Begin RECORD EXCERPTS

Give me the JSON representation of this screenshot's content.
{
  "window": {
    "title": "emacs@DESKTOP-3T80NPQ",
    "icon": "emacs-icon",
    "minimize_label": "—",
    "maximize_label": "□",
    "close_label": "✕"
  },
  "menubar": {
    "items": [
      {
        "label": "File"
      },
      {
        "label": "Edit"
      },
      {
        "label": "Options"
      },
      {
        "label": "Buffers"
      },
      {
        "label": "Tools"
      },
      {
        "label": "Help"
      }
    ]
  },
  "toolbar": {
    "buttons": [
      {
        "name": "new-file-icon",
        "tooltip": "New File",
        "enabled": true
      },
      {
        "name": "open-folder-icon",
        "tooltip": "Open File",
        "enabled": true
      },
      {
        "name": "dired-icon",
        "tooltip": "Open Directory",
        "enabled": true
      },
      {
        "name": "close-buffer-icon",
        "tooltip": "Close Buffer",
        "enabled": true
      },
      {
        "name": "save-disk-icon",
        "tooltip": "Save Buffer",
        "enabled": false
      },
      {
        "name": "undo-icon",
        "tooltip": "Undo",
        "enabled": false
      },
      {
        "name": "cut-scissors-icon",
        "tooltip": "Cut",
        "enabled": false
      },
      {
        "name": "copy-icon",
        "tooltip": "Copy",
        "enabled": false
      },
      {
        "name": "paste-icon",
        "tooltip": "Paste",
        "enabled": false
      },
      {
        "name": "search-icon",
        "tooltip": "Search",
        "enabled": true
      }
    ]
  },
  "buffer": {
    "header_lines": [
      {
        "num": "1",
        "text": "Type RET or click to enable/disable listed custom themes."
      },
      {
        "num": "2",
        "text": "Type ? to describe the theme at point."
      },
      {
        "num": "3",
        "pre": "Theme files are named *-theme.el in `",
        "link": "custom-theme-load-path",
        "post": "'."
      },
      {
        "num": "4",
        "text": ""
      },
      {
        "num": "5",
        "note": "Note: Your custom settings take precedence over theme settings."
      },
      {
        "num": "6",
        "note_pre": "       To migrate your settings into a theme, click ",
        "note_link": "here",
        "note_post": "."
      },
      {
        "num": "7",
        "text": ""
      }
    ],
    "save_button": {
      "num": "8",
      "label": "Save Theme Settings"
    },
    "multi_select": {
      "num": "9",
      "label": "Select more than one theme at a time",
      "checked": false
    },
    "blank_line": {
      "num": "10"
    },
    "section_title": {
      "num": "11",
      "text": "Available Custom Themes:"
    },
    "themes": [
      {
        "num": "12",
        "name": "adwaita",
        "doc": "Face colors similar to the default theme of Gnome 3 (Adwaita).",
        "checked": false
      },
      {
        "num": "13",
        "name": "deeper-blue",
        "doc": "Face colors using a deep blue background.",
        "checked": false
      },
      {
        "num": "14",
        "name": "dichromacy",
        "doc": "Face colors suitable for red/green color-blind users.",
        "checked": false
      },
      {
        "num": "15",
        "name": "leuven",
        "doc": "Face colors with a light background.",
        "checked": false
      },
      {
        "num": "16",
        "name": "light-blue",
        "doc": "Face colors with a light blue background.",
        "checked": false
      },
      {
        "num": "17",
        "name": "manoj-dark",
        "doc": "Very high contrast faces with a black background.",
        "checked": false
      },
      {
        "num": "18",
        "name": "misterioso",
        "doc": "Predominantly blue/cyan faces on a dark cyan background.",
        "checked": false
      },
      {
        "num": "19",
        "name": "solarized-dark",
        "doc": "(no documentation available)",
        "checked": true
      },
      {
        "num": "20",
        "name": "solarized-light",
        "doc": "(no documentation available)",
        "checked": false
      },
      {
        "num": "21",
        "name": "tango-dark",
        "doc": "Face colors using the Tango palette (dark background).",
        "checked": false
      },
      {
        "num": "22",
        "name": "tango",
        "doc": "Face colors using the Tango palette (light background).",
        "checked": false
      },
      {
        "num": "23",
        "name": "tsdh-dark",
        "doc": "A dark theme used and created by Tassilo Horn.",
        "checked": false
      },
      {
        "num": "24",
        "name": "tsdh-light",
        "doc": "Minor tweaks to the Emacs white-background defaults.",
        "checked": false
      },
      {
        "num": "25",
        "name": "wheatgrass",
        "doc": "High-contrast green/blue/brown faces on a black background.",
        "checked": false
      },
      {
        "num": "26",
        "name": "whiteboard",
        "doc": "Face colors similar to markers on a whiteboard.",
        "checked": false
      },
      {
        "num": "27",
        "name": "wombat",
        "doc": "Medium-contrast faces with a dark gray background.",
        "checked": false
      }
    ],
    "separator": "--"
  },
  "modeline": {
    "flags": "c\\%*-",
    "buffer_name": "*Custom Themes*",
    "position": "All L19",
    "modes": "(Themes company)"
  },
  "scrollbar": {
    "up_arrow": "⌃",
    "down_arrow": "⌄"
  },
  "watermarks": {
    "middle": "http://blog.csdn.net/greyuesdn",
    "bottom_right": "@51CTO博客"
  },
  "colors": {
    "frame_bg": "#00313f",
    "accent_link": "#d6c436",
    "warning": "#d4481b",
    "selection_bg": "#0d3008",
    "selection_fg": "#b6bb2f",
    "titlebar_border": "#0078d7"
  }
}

End RECORD EXCERPTS

TASK STATEMENT | Copy out all of the records above with nothing altered.

EXERCISE SOLUTION |
Give me the JSON representation of this screenshot's content.
{
  "window": {
    "title": "emacs@DESKTOP-3T80NPQ",
    "icon": "emacs-icon",
    "minimize_label": "—",
    "maximize_label": "□",
    "close_label": "✕"
  },
  "menubar": {
    "items": [
      {
        "label": "File"
      },
      {
        "label": "Edit"
      },
      {
        "label": "Options"
      },
      {
        "label": "Buffers"
      },
      {
        "label": "Tools"
      },
      {
        "label": "Help"
      }
    ]
  },
  "toolbar": {
    "buttons": [
      {
        "name": "new-file-icon",
        "tooltip": "New File",
        "enabled": true
      },
      {
        "name": "open-folder-icon",
        "tooltip": "Open File",
        "enabled": true
      },
      {
        "name": "dired-icon",
        "tooltip": "Open Directory",
        "enabled": true
      },
      {
        "name": "close-buffer-icon",
        "tooltip": "Close Buffer",
        "enabled": true
      },
      {
        "name": "save-disk-icon",
        "tooltip": "Save Buffer",
        "enabled": false
      },
      {
        "name": "undo-icon",
        "tooltip": "Undo",
        "enabled": false
      },
      {
        "name": "cut-scissors-icon",
        "tooltip": "Cut",
        "enabled": false
      },
      {
        "name": "copy-icon",
        "tooltip": "Copy",
        "enabled": false
      },
      {
        "name": "paste-icon",
        "tooltip": "Paste",
        "enabled": false
      },
      {
        "name": "search-icon",
        "tooltip": "Search",
        "enabled": true
      }
    ]
  },
  "buffer": {
    "header_lines": [
      {
        "num": "1",
        "text": "Type RET or click to enable/disable listed custom themes."
      },
      {
        "num": "2",
        "text": "Type ? to describe the theme at point."
      },
      {
        "num": "3",
        "pre": "Theme files are named *-theme.el in `",
        "link": "custom-theme-load-path",
        "post": "'."
      },
      {
        "num": "4",
        "text": ""
      },
      {
        "num": "5",
        "note": "Note: Your custom settings take precedence over theme settings."
      },
      {
        "num": "6",
        "note_pre": "       To migrate your settings into a theme, click ",
        "note_link": "here",
        "note_post": "."
      },
      {
        "num": "7",
        "text": ""
      }
    ],
    "save_button": {
      "num": "8",
      "label": "Save Theme Settings"
    },
    "multi_select": {
      "num": "9",
      "label": "Select more than one theme at a time",
      "checked": false
    },
    "blank_line": {
      "num": "10"
    },
    "section_title": {
      "num": "11",
      "text": "Available Custom Themes:"
    },
    "themes": [
      {
        "num": "12",
        "name": "adwaita",
        "doc": "Face colors similar to the default theme of Gnome 3 (Adwaita).",
        "checked": false
      },
      {
        "num": "13",
        "name": "deeper-blue",
        "doc": "Face colors using a deep blue background.",
        "checked": false
      },
      {
        "num": "14",
        "name": "dichromacy",
        "doc": "Face colors suitable for red/green color-blind users.",
        "checked": false
      },
      {
        "num": "15",
        "name": "leuven",
        "doc": "Face colors with a light background.",
        "checked": false
      },
      {
        "num": "16",
        "name": "light-blue",
        "doc": "Face colors with a light blue background.",
        "checked": false
      },
      {
        "num": "17",
        "name": "manoj-dark",
        "doc": "Very high contrast faces with a black background.",
        "checked": false
      },
      {
        "num": "18",
        "name": "misterioso",
        "doc": "Predominantly blue/cyan faces on a dark cyan background.",
        "checked": false
      },
      {
        "num": "19",
        "name": "solarized-dark",
        "doc": "(no documentation available)",
        "checked": true
      },
      {
        "num": "20",
        "name": "solarized-light",
        "doc": "(no documentation available)",
        "checked": false
      },
      {
        "num": "21",
        "name": "tango-dark",
        "doc": "Face colors using the Tango palette (dark background).",
        "checked": false
      },
      {
        "num": "22",
        "name": "tango",
        "doc": "Face colors using the Tango palette (light background).",
        "checked": false
      },
      {
        "num": "23",
        "name": "tsdh-dark",
        "doc": "A dark theme used and created by Tassilo Horn.",
        "checked": false
      },
      {
        "num": "24",
        "name": "tsdh-light",
        "doc": "Minor tweaks to the Emacs white-background defaults.",
        "checked": false
      },
      {
        "num": "25",
        "name": "wheatgrass",
        "doc": "High-contrast green/blue/brown faces on a black background.",
        "checked": false
      },
      {
        "num": "26",
        "name": "whiteboard",
        "doc": "Face colors similar to markers on a whiteboard.",
        "checked": false
      },
      {
        "num": "27",
        "name": "wombat",
        "doc": "Medium-contrast faces with a dark gray background.",
        "checked": false
      }
    ],
    "separator": "--"
  },
  "modeline": {
    "flags": "c\\%*-",
    "buffer_name": "*Custom Themes*",
    "position": "All L19",
    "modes": "(Themes company)"
  },
  "scrollbar": {
    "up_arrow": "⌃",
    "down_arrow": "⌄"
  },
  "watermarks": {
    "middle": "http://blog.csdn.net/greyuesdn",
    "bottom_right": "@51CTO博客"
  },
  "colors": {
    "frame_bg": "#00313f",
    "accent_link": "#d6c436",
    "warning": "#d4481b",
    "selection_bg": "#0d3008",
    "selection_fg": "#b6bb2f",
    "titlebar_border": "#0078d7"
  }
}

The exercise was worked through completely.